**EXERCISE**
Arrange every line of the source records below as a numbered list, skipping blank lines and leaving out the pictures.

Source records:
━━━━━━━━

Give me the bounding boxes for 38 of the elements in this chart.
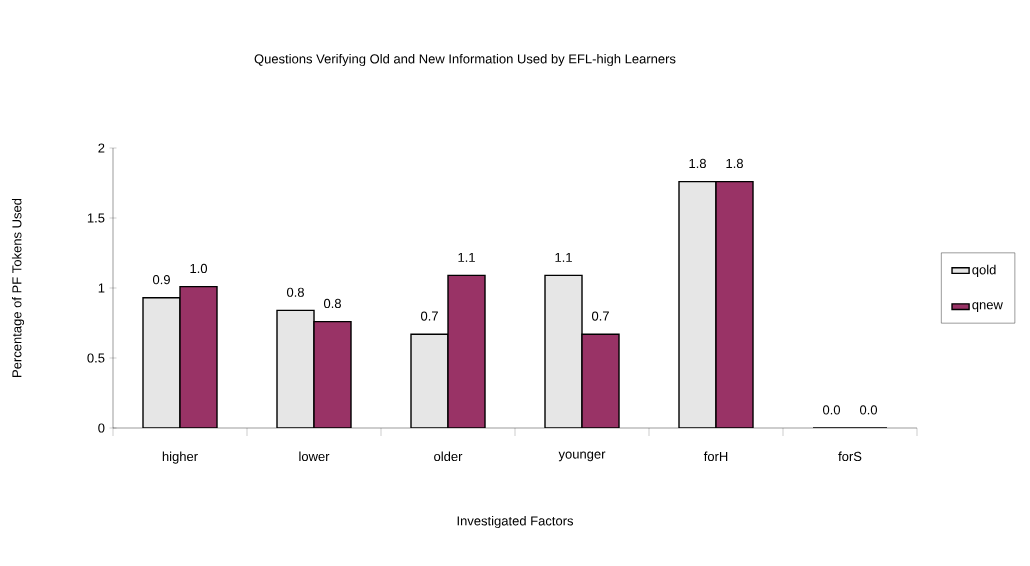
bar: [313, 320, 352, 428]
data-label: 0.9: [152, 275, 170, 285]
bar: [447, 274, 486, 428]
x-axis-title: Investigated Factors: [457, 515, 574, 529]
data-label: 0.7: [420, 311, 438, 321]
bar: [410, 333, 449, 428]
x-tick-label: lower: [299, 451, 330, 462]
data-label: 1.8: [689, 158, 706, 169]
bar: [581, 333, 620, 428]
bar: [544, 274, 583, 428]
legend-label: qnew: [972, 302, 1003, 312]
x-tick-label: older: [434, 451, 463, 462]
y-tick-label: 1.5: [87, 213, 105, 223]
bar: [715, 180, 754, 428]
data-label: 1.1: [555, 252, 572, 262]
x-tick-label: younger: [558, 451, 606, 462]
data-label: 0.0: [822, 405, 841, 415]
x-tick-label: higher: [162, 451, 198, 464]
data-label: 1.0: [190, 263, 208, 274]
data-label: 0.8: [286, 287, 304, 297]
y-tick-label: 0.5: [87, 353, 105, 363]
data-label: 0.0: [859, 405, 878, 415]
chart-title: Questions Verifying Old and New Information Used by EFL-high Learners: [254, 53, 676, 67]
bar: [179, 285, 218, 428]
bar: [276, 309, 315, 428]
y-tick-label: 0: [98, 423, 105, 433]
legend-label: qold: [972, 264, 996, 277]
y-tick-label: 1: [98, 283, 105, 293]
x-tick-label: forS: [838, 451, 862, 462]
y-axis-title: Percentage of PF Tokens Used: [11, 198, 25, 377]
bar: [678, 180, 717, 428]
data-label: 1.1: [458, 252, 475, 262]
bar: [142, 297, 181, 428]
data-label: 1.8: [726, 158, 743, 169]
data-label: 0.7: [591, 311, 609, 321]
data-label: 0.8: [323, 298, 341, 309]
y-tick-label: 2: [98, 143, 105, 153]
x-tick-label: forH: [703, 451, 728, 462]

━━━━━━━━

**SOLUTION TO THIS PROBLEM**
1. Give me the bounding boxes for 38 of the elements in this chart.
2. bar: [313, 320, 352, 428]
3. data-label: 0.9: [152, 275, 170, 285]
4. bar: [447, 274, 486, 428]
5. x-axis-title: Investigated Factors: [457, 515, 574, 529]
6. data-label: 0.7: [420, 311, 438, 321]
7. bar: [410, 333, 449, 428]
8. x-tick-label: lower: [299, 451, 330, 462]
9. data-label: 1.8: [689, 158, 706, 169]
10. bar: [581, 333, 620, 428]
11. bar: [544, 274, 583, 428]
12. legend-label: qnew: [972, 302, 1003, 312]
13. x-tick-label: older: [434, 451, 463, 462]
14. y-tick-label: 1.5: [87, 213, 105, 223]
15. bar: [715, 180, 754, 428]
16. data-label: 1.1: [555, 252, 572, 262]
17. x-tick-label: younger: [558, 451, 606, 462]
18. data-label: 0.0: [822, 405, 841, 415]
19. x-tick-label: higher: [162, 451, 198, 464]
20. data-label: 1.0: [190, 263, 208, 274]
21. data-label: 0.8: [286, 287, 304, 297]
22. y-tick-label: 0.5: [87, 353, 105, 363]
23. data-label: 0.0: [859, 405, 878, 415]
24. chart-title: Questions Verifying Old and New Information Used by EFL-high Learners: [254, 53, 676, 67]
25. bar: [179, 285, 218, 428]
26. bar: [276, 309, 315, 428]
27. y-tick-label: 0: [98, 423, 105, 433]
28. legend-label: qold: [972, 264, 996, 277]
29. y-tick-label: 1: [98, 283, 105, 293]
30. x-tick-label: forS: [838, 451, 862, 462]
31. y-axis-title: Percentage of PF Tokens Used: [11, 198, 25, 377]
32. bar: [678, 180, 717, 428]
33. data-label: 1.1: [458, 252, 475, 262]
34. bar: [142, 297, 181, 428]
35. data-label: 1.8: [726, 158, 743, 169]
36. data-label: 0.7: [591, 311, 609, 321]
37. data-label: 0.8: [323, 298, 341, 309]
38. y-tick-label: 2: [98, 143, 105, 153]
39. x-tick-label: forH: [703, 451, 728, 462]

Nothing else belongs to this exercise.